start Supplied material
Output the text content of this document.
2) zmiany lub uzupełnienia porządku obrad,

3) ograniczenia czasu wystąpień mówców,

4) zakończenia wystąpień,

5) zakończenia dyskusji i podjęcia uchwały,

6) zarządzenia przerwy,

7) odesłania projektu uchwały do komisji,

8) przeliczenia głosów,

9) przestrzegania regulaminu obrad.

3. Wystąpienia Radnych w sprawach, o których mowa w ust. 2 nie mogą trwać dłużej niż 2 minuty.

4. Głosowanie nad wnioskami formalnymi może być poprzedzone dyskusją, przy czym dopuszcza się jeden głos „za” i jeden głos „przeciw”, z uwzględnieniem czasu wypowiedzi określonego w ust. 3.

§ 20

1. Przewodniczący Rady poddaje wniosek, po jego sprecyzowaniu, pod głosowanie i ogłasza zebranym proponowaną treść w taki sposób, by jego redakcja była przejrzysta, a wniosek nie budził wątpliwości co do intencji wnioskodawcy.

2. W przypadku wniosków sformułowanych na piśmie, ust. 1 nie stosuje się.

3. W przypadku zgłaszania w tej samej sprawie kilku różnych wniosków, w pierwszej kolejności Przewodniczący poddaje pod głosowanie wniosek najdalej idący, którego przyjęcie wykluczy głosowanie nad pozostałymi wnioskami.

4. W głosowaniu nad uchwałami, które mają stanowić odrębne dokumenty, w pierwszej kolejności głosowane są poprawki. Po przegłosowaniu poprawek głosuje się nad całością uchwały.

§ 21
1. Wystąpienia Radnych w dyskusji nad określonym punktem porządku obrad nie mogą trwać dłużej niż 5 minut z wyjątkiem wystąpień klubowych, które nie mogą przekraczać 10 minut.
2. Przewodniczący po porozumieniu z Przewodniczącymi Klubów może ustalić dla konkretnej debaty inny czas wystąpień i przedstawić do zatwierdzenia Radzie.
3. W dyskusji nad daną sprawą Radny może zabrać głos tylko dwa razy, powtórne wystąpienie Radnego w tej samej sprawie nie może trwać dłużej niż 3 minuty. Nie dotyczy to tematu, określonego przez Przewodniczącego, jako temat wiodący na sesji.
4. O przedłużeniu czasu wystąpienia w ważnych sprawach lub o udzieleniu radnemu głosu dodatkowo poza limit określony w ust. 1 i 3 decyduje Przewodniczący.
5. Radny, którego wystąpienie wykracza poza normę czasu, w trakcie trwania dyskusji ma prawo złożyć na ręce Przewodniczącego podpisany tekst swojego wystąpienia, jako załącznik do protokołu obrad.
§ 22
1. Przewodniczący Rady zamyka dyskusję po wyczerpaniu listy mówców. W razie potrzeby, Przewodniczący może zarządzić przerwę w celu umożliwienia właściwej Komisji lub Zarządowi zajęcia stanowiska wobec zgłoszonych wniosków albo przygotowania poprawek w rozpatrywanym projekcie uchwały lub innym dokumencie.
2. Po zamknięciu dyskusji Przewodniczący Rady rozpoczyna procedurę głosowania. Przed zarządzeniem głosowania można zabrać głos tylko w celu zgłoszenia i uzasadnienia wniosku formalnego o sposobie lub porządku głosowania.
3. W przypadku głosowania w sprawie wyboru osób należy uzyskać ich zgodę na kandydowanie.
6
end Supplied material
## [Exercise]
Retype the data exactly as given.

## [Solution for this task]
Output the text content of this document.
2) zmiany lub uzupełnienia porządku obrad,

3) ograniczenia czasu wystąpień mówców,

4) zakończenia wystąpień,

5) zakończenia dyskusji i podjęcia uchwały,

6) zarządzenia przerwy,

7) odesłania projektu uchwały do komisji,

8) przeliczenia głosów,

9) przestrzegania regulaminu obrad.

3. Wystąpienia Radnych w sprawach, o których mowa w ust. 2 nie mogą trwać dłużej niż 2 minuty.

4. Głosowanie nad wnioskami formalnymi może być poprzedzone dyskusją, przy czym dopuszcza się jeden głos „za” i jeden głos „przeciw”, z uwzględnieniem czasu wypowiedzi określonego w ust. 3.

§ 20

1. Przewodniczący Rady poddaje wniosek, po jego sprecyzowaniu, pod głosowanie i ogłasza zebranym proponowaną treść w taki sposób, by jego redakcja była przejrzysta, a wniosek nie budził wątpliwości co do intencji wnioskodawcy.

2. W przypadku wniosków sformułowanych na piśmie, ust. 1 nie stosuje się.

3. W przypadku zgłaszania w tej samej sprawie kilku różnych wniosków, w pierwszej kolejności Przewodniczący poddaje pod głosowanie wniosek najdalej idący, którego przyjęcie wykluczy głosowanie nad pozostałymi wnioskami.

4. W głosowaniu nad uchwałami, które mają stanowić odrębne dokumenty, w pierwszej kolejności głosowane są poprawki. Po przegłosowaniu poprawek głosuje się nad całością uchwały.

§ 21
1. Wystąpienia Radnych w dyskusji nad określonym punktem porządku obrad nie mogą trwać dłużej niż 5 minut z wyjątkiem wystąpień klubowych, które nie mogą przekraczać 10 minut.
2. Przewodniczący po porozumieniu z Przewodniczącymi Klubów może ustalić dla konkretnej debaty inny czas wystąpień i przedstawić do zatwierdzenia Radzie.
3. W dyskusji nad daną sprawą Radny może zabrać głos tylko dwa razy, powtórne wystąpienie Radnego w tej samej sprawie nie może trwać dłużej niż 3 minuty. Nie dotyczy to tematu, określonego przez Przewodniczącego, jako temat wiodący na sesji.
4. O przedłużeniu czasu wystąpienia w ważnych sprawach lub o udzieleniu radnemu głosu dodatkowo poza limit określony w ust. 1 i 3 decyduje Przewodniczący.
5. Radny, którego wystąpienie wykracza poza normę czasu, w trakcie trwania dyskusji ma prawo złożyć na ręce Przewodniczącego podpisany tekst swojego wystąpienia, jako załącznik do protokołu obrad.
§ 22
1. Przewodniczący Rady zamyka dyskusję po wyczerpaniu listy mówców. W razie potrzeby, Przewodniczący może zarządzić przerwę w celu umożliwienia właściwej Komisji lub Zarządowi zajęcia stanowiska wobec zgłoszonych wniosków albo przygotowania poprawek w rozpatrywanym projekcie uchwały lub innym dokumencie.
2. Po zamknięciu dyskusji Przewodniczący Rady rozpoczyna procedurę głosowania. Przed zarządzeniem głosowania można zabrać głos tylko w celu zgłoszenia i uzasadnienia wniosku formalnego o sposobie lub porządku głosowania.
3. W przypadku głosowania w sprawie wyboru osób należy uzyskać ich zgodę na kandydowanie.
6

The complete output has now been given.